### DIRECTIVE
Transcribe the records that follow exactly. Skip the pictures.

>>>

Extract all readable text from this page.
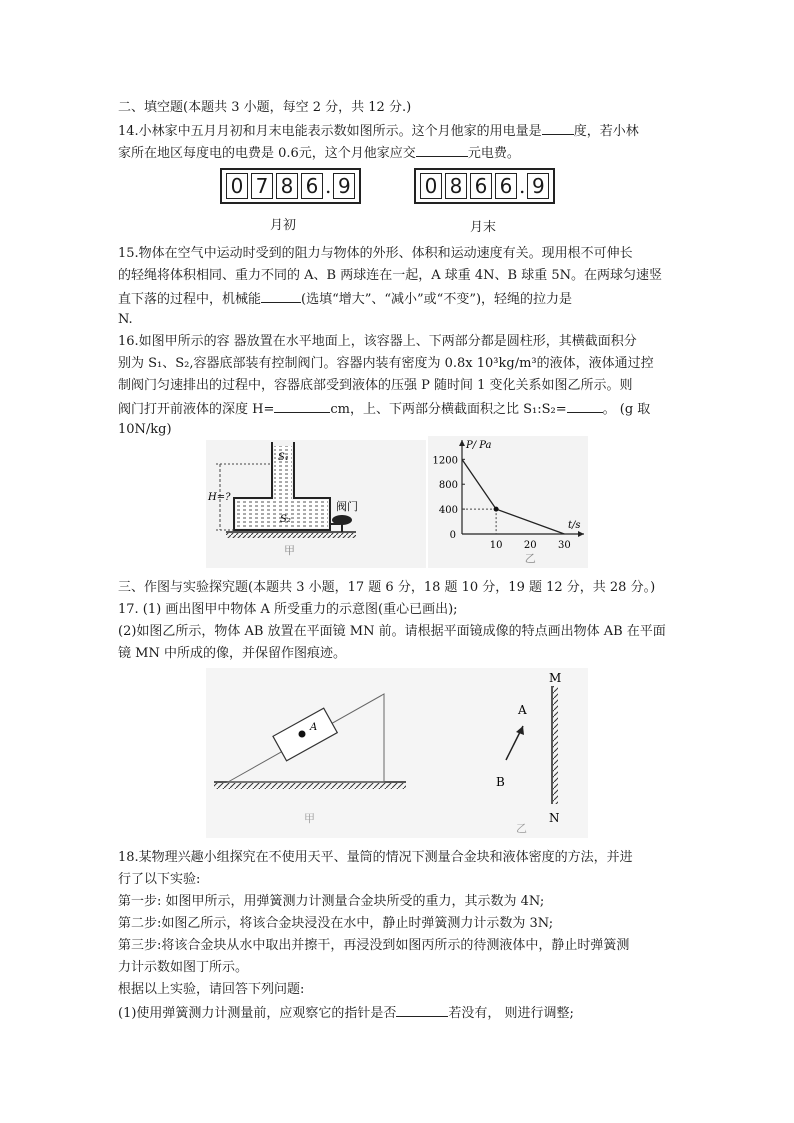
二、填空题(本题共 3 小题，每空 2 分，共 12 分.)
14.小林家中五月月初和月末电能表示数如图所示。这个月他家的用电量是 度，若小林
家所在地区每度电的电费是 0.6元，这个月他家应交	元电费。
0 7 8 6 . 9	0 8 6 6 . 9
月初	月末
15.物体在空气中运动时受到的阻力与物体的外形、体积和运动速度有关。现用根不可伸长
的轻绳将体积相同、重力不同的 A、B 两球连在一起，A 球重 4N、B 球重 5N。在两球匀速竖
直下落的过程中，机械能	(选填“增大”、“减小”或“不变”)，轻绳的拉力是
N.
16.如图甲所示的容 器放置在水平地面上，该容器上、下两部分都是圆柱形，其横截面积分
别为 S₁、S₂,容器底部装有控制阀门。容器内装有密度为 0.8x 10³kg/m³的液体，液体通过控
制阀门匀速排出的过程中，容器底部受到液体的压强 P 随时间 1 变化关系如图乙所示。则
阀门打开前液体的深度 H=	cm，上、下两部分横截面积之比 S₁:S₂=	。 (g 取
10N/kg)
H=?
S₁
S₂
阀门
甲
400
800
1200
10 20 30
0
P/ Pa
t/s
乙
三、作图与实验探究题(本题共 3 小题，17 题 6 分，18 题 10 分，19 题 12 分，共 28 分。)
17. (1) 画出图甲中物体 A 所受重力的示意图(重心已画出);
(2)如图乙所示，物体 AB 放置在平面镜 MN 前。请根据平面镜成像的特点画出物体 AB 在平面
镜 MN 中所成的像，并保留作图痕迹。
A
甲
A
B
M
N
乙
18.某物理兴趣小组探究在不使用天平、量筒的情况下测量合金块和液体密度的方法，并进
行了以下实验:
第一步: 如图甲所示，用弹簧测力计测量合金块所受的重力，其示数为 4N;
第二步:如图乙所示，将该合金块浸没在水中，静止时弹簧测力计示数为 3N;
第三步:将该合金块从水中取出并擦干，再浸没到如图丙所示的待测液体中，静止时弹簧测
力计示数如图丁所示。
根据以上实验，请回答下列问题:
(1)使用弹簧测力计测量前，应观察它的指针是否	若没有， 则进行调整;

<<<

### TASK RESPONSE
Extract all readable text from this page.
二、填空题(本题共 3 小题，每空 2 分，共 12 分.)
14.小林家中五月月初和月末电能表示数如图所示。这个月他家的用电量是 度，若小林
家所在地区每度电的电费是 0.6元，这个月他家应交	元电费。
0 7 8 6 . 9	0 8 6 6 . 9
月初	月末
15.物体在空气中运动时受到的阻力与物体的外形、体积和运动速度有关。现用根不可伸长
的轻绳将体积相同、重力不同的 A、B 两球连在一起，A 球重 4N、B 球重 5N。在两球匀速竖
直下落的过程中，机械能	(选填“增大”、“减小”或“不变”)，轻绳的拉力是
N.
16.如图甲所示的容 器放置在水平地面上，该容器上、下两部分都是圆柱形，其横截面积分
别为 S₁、S₂,容器底部装有控制阀门。容器内装有密度为 0.8x 10³kg/m³的液体，液体通过控
制阀门匀速排出的过程中，容器底部受到液体的压强 P 随时间 1 变化关系如图乙所示。则
阀门打开前液体的深度 H=	cm，上、下两部分横截面积之比 S₁:S₂=	。 (g 取
10N/kg)
H=?
S₁
S₂
阀门
甲
400
800
1200
10 20 30
0
P/ Pa
t/s
乙
三、作图与实验探究题(本题共 3 小题，17 题 6 分，18 题 10 分，19 题 12 分，共 28 分。)
17. (1) 画出图甲中物体 A 所受重力的示意图(重心已画出);
(2)如图乙所示，物体 AB 放置在平面镜 MN 前。请根据平面镜成像的特点画出物体 AB 在平面
镜 MN 中所成的像，并保留作图痕迹。
A
甲
A
B
M
N
乙
18.某物理兴趣小组探究在不使用天平、量筒的情况下测量合金块和液体密度的方法，并进
行了以下实验:
第一步: 如图甲所示，用弹簧测力计测量合金块所受的重力，其示数为 4N;
第二步:如图乙所示，将该合金块浸没在水中，静止时弹簧测力计示数为 3N;
第三步:将该合金块从水中取出并擦干，再浸没到如图丙所示的待测液体中，静止时弹簧测
力计示数如图丁所示。
根据以上实验，请回答下列问题:
(1)使用弹簧测力计测量前，应观察它的指针是否	若没有， 则进行调整;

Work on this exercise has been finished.